**Stated exercise**
Output the records exactly. Include every line.

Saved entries
++++++

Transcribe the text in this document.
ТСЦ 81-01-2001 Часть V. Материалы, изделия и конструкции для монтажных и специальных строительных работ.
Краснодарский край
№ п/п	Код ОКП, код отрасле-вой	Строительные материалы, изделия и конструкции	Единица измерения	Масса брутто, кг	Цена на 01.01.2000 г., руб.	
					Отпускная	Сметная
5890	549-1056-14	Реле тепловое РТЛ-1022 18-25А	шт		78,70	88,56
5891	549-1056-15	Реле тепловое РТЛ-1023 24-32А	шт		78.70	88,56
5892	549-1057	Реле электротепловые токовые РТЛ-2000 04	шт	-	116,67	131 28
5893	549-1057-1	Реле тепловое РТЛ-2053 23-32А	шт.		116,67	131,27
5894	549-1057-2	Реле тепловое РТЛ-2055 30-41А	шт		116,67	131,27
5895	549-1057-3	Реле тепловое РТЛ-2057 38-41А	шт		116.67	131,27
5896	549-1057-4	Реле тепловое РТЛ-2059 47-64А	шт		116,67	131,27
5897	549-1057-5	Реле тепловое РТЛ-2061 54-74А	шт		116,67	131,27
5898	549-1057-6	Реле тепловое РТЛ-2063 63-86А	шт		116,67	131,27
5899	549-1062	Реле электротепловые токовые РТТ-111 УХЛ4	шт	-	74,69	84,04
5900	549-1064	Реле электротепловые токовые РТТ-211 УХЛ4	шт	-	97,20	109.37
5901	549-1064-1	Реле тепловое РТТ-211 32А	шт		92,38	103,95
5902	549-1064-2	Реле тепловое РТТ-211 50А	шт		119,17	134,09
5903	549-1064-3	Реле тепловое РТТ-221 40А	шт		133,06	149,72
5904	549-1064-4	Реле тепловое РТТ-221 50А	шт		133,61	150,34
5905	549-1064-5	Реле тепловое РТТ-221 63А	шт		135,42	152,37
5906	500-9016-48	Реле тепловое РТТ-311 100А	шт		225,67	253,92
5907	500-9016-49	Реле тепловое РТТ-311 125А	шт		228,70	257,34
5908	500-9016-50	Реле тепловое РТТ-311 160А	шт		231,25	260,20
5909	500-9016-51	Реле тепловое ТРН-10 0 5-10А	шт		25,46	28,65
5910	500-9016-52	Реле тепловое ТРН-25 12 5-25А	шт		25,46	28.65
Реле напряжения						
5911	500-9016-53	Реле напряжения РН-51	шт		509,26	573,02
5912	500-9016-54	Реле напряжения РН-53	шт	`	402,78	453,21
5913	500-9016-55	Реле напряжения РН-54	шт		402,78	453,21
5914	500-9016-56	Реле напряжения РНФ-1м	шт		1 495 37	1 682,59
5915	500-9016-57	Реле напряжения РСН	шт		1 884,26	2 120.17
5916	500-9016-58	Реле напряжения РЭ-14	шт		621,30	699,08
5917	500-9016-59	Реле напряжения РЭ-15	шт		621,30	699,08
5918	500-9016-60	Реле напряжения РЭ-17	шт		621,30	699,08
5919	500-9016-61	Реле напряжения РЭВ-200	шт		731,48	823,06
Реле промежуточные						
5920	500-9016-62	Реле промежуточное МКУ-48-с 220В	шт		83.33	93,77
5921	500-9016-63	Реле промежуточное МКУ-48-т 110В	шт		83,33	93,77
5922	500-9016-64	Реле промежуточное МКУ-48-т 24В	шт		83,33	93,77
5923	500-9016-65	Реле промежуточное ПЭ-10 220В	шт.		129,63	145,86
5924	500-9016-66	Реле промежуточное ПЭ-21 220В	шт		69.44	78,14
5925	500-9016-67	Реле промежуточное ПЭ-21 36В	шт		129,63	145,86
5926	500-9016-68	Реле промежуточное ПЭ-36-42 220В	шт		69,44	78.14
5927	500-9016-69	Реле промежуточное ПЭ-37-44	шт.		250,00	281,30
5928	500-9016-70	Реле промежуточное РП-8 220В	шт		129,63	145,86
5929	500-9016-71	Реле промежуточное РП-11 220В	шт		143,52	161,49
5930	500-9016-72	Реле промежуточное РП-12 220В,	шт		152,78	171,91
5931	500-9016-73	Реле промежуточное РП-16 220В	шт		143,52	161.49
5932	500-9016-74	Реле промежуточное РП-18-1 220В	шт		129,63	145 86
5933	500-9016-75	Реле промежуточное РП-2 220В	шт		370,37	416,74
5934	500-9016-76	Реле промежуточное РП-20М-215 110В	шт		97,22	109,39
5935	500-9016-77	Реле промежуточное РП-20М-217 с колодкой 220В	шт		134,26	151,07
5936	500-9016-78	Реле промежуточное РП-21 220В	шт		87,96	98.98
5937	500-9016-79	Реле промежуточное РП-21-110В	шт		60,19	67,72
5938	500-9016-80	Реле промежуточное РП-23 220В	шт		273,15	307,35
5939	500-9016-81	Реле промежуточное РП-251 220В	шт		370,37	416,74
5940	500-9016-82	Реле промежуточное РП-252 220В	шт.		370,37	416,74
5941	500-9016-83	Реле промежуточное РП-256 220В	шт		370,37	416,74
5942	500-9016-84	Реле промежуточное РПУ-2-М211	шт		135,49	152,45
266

++++++

**Finished exercise**
Transcribe the text in this document.
ТСЦ 81-01-2001 Часть V. Материалы, изделия и конструкции для монтажных и специальных строительных работ.
Краснодарский край
№ п/п	Код ОКП, код отрасле-вой	Строительные материалы, изделия и конструкции	Единица измерения	Масса брутто, кг	Цена на 01.01.2000 г., руб.	
					Отпускная	Сметная
5890	549-1056-14	Реле тепловое РТЛ-1022 18-25А	шт		78,70	88,56
5891	549-1056-15	Реле тепловое РТЛ-1023 24-32А	шт		78.70	88,56
5892	549-1057	Реле электротепловые токовые РТЛ-2000 04	шт	-	116,67	131 28
5893	549-1057-1	Реле тепловое РТЛ-2053 23-32А	шт.		116,67	131,27
5894	549-1057-2	Реле тепловое РТЛ-2055 30-41А	шт		116,67	131,27
5895	549-1057-3	Реле тепловое РТЛ-2057 38-41А	шт		116.67	131,27
5896	549-1057-4	Реле тепловое РТЛ-2059 47-64А	шт		116,67	131,27
5897	549-1057-5	Реле тепловое РТЛ-2061 54-74А	шт		116,67	131,27
5898	549-1057-6	Реле тепловое РТЛ-2063 63-86А	шт		116,67	131,27
5899	549-1062	Реле электротепловые токовые РТТ-111 УХЛ4	шт	-	74,69	84,04
5900	549-1064	Реле электротепловые токовые РТТ-211 УХЛ4	шт	-	97,20	109.37
5901	549-1064-1	Реле тепловое РТТ-211 32А	шт		92,38	103,95
5902	549-1064-2	Реле тепловое РТТ-211 50А	шт		119,17	134,09
5903	549-1064-3	Реле тепловое РТТ-221 40А	шт		133,06	149,72
5904	549-1064-4	Реле тепловое РТТ-221 50А	шт		133,61	150,34
5905	549-1064-5	Реле тепловое РТТ-221 63А	шт		135,42	152,37
5906	500-9016-48	Реле тепловое РТТ-311 100А	шт		225,67	253,92
5907	500-9016-49	Реле тепловое РТТ-311 125А	шт		228,70	257,34
5908	500-9016-50	Реле тепловое РТТ-311 160А	шт		231,25	260,20
5909	500-9016-51	Реле тепловое ТРН-10 0 5-10А	шт		25,46	28,65
5910	500-9016-52	Реле тепловое ТРН-25 12 5-25А	шт		25,46	28.65
Реле напряжения						
5911	500-9016-53	Реле напряжения РН-51	шт		509,26	573,02
5912	500-9016-54	Реле напряжения РН-53	шт	`	402,78	453,21
5913	500-9016-55	Реле напряжения РН-54	шт		402,78	453,21
5914	500-9016-56	Реле напряжения РНФ-1м	шт		1 495 37	1 682,59
5915	500-9016-57	Реле напряжения РСН	шт		1 884,26	2 120.17
5916	500-9016-58	Реле напряжения РЭ-14	шт		621,30	699,08
5917	500-9016-59	Реле напряжения РЭ-15	шт		621,30	699,08
5918	500-9016-60	Реле напряжения РЭ-17	шт		621,30	699,08
5919	500-9016-61	Реле напряжения РЭВ-200	шт		731,48	823,06
Реле промежуточные						
5920	500-9016-62	Реле промежуточное МКУ-48-с 220В	шт		83.33	93,77
5921	500-9016-63	Реле промежуточное МКУ-48-т 110В	шт		83,33	93,77
5922	500-9016-64	Реле промежуточное МКУ-48-т 24В	шт		83,33	93,77
5923	500-9016-65	Реле промежуточное ПЭ-10 220В	шт.		129,63	145,86
5924	500-9016-66	Реле промежуточное ПЭ-21 220В	шт		69.44	78,14
5925	500-9016-67	Реле промежуточное ПЭ-21 36В	шт		129,63	145,86
5926	500-9016-68	Реле промежуточное ПЭ-36-42 220В	шт		69,44	78.14
5927	500-9016-69	Реле промежуточное ПЭ-37-44	шт.		250,00	281,30
5928	500-9016-70	Реле промежуточное РП-8 220В	шт		129,63	145,86
5929	500-9016-71	Реле промежуточное РП-11 220В	шт		143,52	161,49
5930	500-9016-72	Реле промежуточное РП-12 220В,	шт		152,78	171,91
5931	500-9016-73	Реле промежуточное РП-16 220В	шт		143,52	161.49
5932	500-9016-74	Реле промежуточное РП-18-1 220В	шт		129,63	145 86
5933	500-9016-75	Реле промежуточное РП-2 220В	шт		370,37	416,74
5934	500-9016-76	Реле промежуточное РП-20М-215 110В	шт		97,22	109,39
5935	500-9016-77	Реле промежуточное РП-20М-217 с колодкой 220В	шт		134,26	151,07
5936	500-9016-78	Реле промежуточное РП-21 220В	шт		87,96	98.98
5937	500-9016-79	Реле промежуточное РП-21-110В	шт		60,19	67,72
5938	500-9016-80	Реле промежуточное РП-23 220В	шт		273,15	307,35
5939	500-9016-81	Реле промежуточное РП-251 220В	шт		370,37	416,74
5940	500-9016-82	Реле промежуточное РП-252 220В	шт.		370,37	416,74
5941	500-9016-83	Реле промежуточное РП-256 220В	шт		370,37	416,74
5942	500-9016-84	Реле промежуточное РПУ-2-М211	шт		135,49	152,45
266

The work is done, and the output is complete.